Items from a dataset
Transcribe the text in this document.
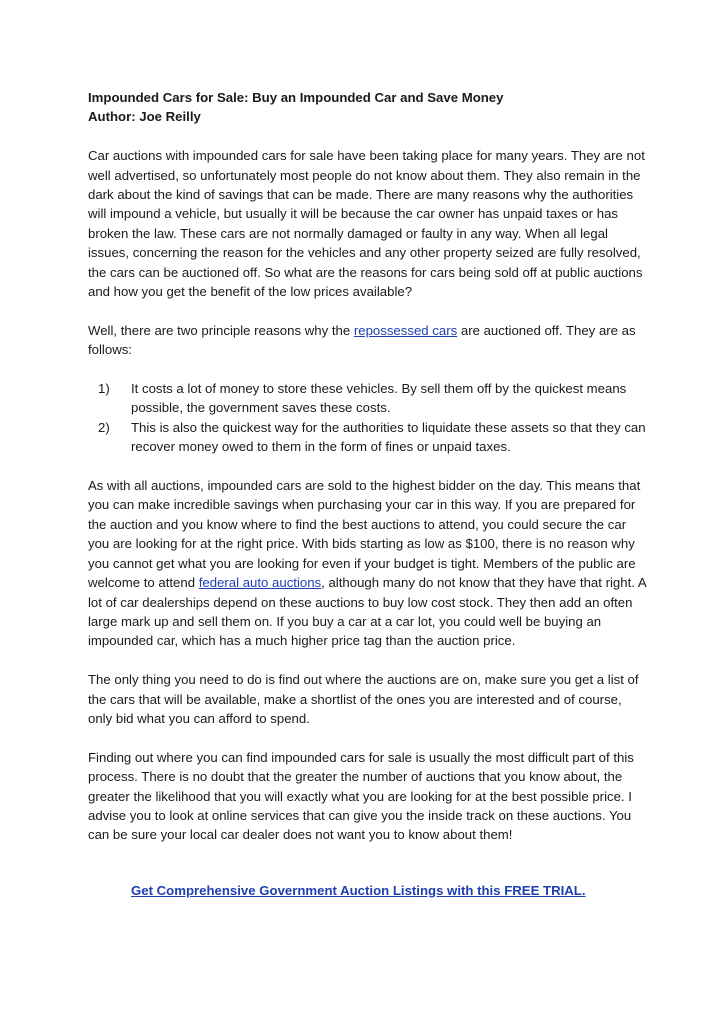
Impounded Cars for Sale: Buy an Impounded Car and Save Money
Author: Joe Reilly

Car auctions with impounded cars for sale have been taking place for many years. They are not well advertised, so unfortunately most people do not know about them. They also remain in the dark about the kind of savings that can be made. There are many reasons why the authorities will impound a vehicle, but usually it will be because the car owner has unpaid taxes or has broken the law. These cars are not normally damaged or faulty in any way. When all legal issues, concerning the reason for the vehicles and any other property seized are fully resolved, the cars can be auctioned off. So what are the reasons for cars being sold off at public auctions and how you get the benefit of the low prices available?

Well, there are two principle reasons why the repossessed cars are auctioned off. They are as follows:

1) It costs a lot of money to store these vehicles. By sell them off by the quickest means possible, the government saves these costs.
2) This is also the quickest way for the authorities to liquidate these assets so that they can recover money owed to them in the form of fines or unpaid taxes.

As with all auctions, impounded cars are sold to the highest bidder on the day. This means that you can make incredible savings when purchasing your car in this way. If you are prepared for the auction and you know where to find the best auctions to attend, you could secure the car you are looking for at the right price. With bids starting as low as $100, there is no reason why you cannot get what you are looking for even if your budget is tight. Members of the public are welcome to attend federal auto auctions, although many do not know that they have that right. A lot of car dealerships depend on these auctions to buy low cost stock. They then add an often large mark up and sell them on. If you buy a car at a car lot, you could well be buying an impounded car, which has a much higher price tag than the auction price.

The only thing you need to do is find out where the auctions are on, make sure you get a list of the cars that will be available, make a shortlist of the ones you are interested and of course, only bid what you can afford to spend.

Finding out where you can find impounded cars for sale is usually the most difficult part of this process. There is no doubt that the greater the number of auctions that you know about, the greater the likelihood that you will exactly what you are looking for at the best possible price. I advise you to look at online services that can give you the inside track on these auctions. You can be sure your local car dealer does not want you to know about them!

Get Comprehensive Government Auction Listings with this FREE TRIAL.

▶ **Goal**: Exactly reproduce each record, leaving out any pictures.

▶ **The reply**:
Transcribe the text in this document.
Impounded Cars for Sale: Buy an Impounded Car and Save Money
Author: Joe Reilly

Car auctions with impounded cars for sale have been taking place for many years. They are not well advertised, so unfortunately most people do not know about them. They also remain in the dark about the kind of savings that can be made. There are many reasons why the authorities will impound a vehicle, but usually it will be because the car owner has unpaid taxes or has broken the law. These cars are not normally damaged or faulty in any way. When all legal issues, concerning the reason for the vehicles and any other property seized are fully resolved, the cars can be auctioned off. So what are the reasons for cars being sold off at public auctions and how you get the benefit of the low prices available?

Well, there are two principle reasons why the repossessed cars are auctioned off. They are as follows:

1) It costs a lot of money to store these vehicles. By sell them off by the quickest means possible, the government saves these costs.
2) This is also the quickest way for the authorities to liquidate these assets so that they can recover money owed to them in the form of fines or unpaid taxes.

As with all auctions, impounded cars are sold to the highest bidder on the day. This means that you can make incredible savings when purchasing your car in this way. If you are prepared for the auction and you know where to find the best auctions to attend, you could secure the car you are looking for at the right price. With bids starting as low as $100, there is no reason why you cannot get what you are looking for even if your budget is tight. Members of the public are welcome to attend federal auto auctions, although many do not know that they have that right. A lot of car dealerships depend on these auctions to buy low cost stock. They then add an often large mark up and sell them on. If you buy a car at a car lot, you could well be buying an impounded car, which has a much higher price tag than the auction price.

The only thing you need to do is find out where the auctions are on, make sure you get a list of the cars that will be available, make a shortlist of the ones you are interested and of course, only bid what you can afford to spend.

Finding out where you can find impounded cars for sale is usually the most difficult part of this process. There is no doubt that the greater the number of auctions that you know about, the greater the likelihood that you will exactly what you are looking for at the best possible price. I advise you to look at online services that can give you the inside track on these auctions. You can be sure your local car dealer does not want you to know about them!

Get Comprehensive Government Auction Listings with this FREE TRIAL.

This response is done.